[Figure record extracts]
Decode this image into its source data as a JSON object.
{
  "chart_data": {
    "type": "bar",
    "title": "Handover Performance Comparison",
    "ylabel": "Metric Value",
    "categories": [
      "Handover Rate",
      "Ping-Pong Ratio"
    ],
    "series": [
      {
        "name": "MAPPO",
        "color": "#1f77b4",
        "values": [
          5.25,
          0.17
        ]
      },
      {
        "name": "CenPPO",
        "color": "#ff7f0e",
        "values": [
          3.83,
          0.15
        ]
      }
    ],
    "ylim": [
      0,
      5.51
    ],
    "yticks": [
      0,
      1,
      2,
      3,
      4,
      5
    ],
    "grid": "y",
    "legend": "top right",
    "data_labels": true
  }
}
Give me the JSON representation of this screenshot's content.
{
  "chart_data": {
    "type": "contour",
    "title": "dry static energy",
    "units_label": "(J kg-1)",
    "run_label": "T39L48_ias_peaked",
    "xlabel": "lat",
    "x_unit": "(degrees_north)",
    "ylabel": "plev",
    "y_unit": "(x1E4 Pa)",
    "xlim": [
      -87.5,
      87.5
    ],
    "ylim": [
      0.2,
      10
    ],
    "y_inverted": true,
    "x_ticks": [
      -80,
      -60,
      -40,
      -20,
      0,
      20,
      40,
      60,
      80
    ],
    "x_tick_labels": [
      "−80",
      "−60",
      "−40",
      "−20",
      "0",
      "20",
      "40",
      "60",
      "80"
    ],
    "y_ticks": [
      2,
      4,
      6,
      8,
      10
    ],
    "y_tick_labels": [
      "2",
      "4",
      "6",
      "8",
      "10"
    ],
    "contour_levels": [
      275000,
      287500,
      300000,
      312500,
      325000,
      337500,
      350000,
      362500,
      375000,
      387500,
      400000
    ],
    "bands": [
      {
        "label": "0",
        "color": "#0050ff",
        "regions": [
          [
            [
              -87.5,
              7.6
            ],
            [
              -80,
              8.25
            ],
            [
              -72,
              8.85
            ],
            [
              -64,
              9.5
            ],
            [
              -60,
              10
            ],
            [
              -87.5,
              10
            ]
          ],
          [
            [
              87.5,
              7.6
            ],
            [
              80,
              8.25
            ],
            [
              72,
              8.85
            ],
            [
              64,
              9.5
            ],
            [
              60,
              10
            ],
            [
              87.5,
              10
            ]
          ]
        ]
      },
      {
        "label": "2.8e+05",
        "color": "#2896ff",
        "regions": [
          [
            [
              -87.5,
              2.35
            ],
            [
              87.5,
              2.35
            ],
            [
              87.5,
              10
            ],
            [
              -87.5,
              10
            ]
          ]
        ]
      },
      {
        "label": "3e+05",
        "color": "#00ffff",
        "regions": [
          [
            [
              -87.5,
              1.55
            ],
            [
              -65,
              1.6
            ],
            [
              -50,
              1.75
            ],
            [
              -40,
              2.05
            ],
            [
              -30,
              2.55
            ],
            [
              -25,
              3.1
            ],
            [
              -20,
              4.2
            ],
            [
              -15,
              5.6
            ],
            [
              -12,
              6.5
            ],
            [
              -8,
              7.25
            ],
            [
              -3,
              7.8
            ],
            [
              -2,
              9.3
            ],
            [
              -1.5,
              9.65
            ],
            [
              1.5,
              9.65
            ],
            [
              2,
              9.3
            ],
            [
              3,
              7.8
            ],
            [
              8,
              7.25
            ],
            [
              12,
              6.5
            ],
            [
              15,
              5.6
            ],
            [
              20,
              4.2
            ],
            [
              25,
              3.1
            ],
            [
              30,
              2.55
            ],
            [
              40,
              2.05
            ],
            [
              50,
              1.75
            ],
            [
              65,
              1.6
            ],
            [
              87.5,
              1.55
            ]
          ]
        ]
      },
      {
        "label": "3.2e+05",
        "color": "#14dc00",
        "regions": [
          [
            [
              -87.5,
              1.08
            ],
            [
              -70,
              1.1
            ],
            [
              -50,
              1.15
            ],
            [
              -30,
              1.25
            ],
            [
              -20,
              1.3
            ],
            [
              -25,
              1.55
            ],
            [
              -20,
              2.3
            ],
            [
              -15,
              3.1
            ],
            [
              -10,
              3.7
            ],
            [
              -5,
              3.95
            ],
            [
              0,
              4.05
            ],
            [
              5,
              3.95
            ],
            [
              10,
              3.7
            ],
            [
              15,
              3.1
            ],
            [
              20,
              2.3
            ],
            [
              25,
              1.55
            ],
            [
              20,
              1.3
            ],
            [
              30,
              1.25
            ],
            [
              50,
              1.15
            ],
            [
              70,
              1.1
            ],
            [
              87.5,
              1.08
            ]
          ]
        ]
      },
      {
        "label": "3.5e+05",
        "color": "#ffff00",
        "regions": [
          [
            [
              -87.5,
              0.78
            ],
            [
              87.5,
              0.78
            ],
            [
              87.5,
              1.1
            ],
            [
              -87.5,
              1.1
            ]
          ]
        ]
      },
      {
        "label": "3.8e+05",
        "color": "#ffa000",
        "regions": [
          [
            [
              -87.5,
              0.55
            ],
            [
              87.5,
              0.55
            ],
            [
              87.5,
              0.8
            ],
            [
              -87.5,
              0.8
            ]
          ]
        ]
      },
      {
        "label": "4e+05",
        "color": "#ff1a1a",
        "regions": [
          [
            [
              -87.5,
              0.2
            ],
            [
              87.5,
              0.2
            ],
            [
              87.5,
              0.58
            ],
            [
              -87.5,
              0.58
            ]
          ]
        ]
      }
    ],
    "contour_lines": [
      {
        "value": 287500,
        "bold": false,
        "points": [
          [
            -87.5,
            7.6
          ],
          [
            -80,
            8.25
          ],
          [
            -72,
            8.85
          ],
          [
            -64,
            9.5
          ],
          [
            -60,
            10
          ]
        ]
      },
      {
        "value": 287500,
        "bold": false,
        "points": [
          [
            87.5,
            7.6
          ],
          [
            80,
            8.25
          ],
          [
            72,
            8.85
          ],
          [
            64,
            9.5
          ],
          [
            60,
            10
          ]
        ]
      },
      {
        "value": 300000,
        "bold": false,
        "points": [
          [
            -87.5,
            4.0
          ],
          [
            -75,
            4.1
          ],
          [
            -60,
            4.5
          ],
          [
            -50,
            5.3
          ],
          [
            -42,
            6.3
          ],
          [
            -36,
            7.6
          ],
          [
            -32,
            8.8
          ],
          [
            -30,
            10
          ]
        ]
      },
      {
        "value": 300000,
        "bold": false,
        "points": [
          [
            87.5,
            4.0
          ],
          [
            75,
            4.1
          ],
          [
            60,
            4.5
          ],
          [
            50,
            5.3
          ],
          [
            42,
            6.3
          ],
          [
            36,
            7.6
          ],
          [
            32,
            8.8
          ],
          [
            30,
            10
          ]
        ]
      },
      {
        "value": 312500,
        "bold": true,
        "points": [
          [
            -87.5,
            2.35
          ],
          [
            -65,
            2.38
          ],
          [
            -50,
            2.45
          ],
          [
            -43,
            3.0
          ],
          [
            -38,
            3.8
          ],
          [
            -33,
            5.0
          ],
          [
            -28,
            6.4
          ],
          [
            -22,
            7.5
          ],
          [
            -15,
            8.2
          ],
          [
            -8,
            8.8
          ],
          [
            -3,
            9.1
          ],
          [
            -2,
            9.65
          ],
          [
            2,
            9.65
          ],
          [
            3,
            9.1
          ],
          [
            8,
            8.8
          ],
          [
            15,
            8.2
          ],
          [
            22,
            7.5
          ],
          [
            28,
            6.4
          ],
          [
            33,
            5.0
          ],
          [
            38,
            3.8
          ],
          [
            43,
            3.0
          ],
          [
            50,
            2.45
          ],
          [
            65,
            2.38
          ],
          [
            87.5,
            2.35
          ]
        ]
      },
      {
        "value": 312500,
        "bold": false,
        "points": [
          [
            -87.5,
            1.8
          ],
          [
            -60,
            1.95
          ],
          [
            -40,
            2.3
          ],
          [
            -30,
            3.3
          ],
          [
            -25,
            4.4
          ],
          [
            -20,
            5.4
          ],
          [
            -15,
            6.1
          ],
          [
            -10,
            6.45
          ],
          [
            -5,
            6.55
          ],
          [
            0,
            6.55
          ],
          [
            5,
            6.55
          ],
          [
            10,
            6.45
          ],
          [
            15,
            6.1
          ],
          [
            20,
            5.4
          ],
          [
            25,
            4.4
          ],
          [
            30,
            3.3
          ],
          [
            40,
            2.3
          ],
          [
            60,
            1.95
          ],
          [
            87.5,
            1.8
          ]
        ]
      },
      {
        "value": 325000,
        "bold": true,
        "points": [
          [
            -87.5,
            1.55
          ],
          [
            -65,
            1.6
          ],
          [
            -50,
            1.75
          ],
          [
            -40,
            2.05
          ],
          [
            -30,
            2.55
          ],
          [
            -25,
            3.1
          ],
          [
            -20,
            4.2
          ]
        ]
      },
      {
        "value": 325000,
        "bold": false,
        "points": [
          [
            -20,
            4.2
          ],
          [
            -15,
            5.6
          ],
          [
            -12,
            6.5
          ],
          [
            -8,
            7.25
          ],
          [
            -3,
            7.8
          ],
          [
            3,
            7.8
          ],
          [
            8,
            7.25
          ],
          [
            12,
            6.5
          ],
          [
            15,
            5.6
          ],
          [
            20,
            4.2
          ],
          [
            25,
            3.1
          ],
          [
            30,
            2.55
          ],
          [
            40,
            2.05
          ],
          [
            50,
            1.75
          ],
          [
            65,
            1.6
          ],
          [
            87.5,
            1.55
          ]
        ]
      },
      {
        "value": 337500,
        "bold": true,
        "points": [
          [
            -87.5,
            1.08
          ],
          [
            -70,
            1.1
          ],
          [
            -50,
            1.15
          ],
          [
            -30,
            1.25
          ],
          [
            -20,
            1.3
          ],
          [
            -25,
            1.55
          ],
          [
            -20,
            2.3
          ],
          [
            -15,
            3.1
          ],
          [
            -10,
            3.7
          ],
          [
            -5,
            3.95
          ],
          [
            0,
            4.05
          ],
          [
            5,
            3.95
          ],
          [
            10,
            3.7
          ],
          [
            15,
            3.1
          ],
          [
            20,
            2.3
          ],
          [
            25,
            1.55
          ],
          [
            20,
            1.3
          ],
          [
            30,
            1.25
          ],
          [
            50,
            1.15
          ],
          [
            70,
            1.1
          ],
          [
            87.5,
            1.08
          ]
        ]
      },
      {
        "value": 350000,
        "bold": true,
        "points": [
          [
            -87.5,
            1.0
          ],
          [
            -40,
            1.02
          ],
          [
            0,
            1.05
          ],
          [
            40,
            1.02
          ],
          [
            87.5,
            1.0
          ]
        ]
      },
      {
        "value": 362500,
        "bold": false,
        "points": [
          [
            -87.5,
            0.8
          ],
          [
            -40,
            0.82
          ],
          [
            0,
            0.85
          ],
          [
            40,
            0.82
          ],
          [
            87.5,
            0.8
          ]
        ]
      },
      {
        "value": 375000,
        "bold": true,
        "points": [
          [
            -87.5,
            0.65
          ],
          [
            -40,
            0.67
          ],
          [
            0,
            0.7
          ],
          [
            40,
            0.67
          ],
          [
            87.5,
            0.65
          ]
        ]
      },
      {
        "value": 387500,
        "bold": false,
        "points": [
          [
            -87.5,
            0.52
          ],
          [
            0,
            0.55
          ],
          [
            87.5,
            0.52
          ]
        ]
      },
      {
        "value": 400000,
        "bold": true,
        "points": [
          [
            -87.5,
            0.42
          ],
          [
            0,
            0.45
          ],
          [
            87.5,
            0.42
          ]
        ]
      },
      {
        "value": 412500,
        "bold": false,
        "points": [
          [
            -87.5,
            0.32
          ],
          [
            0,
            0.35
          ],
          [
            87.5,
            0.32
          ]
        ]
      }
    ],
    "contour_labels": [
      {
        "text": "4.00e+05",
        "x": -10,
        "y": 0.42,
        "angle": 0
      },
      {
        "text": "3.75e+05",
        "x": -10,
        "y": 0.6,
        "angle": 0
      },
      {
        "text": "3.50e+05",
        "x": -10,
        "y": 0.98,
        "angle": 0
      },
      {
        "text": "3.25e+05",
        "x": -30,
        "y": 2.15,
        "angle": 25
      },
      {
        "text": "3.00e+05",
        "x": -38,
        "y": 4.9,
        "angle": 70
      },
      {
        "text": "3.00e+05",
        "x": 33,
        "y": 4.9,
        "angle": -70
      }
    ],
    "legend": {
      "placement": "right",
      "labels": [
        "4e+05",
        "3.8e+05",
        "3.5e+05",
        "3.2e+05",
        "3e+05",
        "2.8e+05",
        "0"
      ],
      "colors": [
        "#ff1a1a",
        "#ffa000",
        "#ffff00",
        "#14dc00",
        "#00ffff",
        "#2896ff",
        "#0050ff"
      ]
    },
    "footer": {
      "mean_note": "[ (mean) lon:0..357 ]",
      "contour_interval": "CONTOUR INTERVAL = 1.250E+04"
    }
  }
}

Problem details: Copy out each line of the data where the string "JSON" appears.

Output for this task:
Decode this image into its source data as a JSON object.
Give me the JSON representation of this screenshot's content.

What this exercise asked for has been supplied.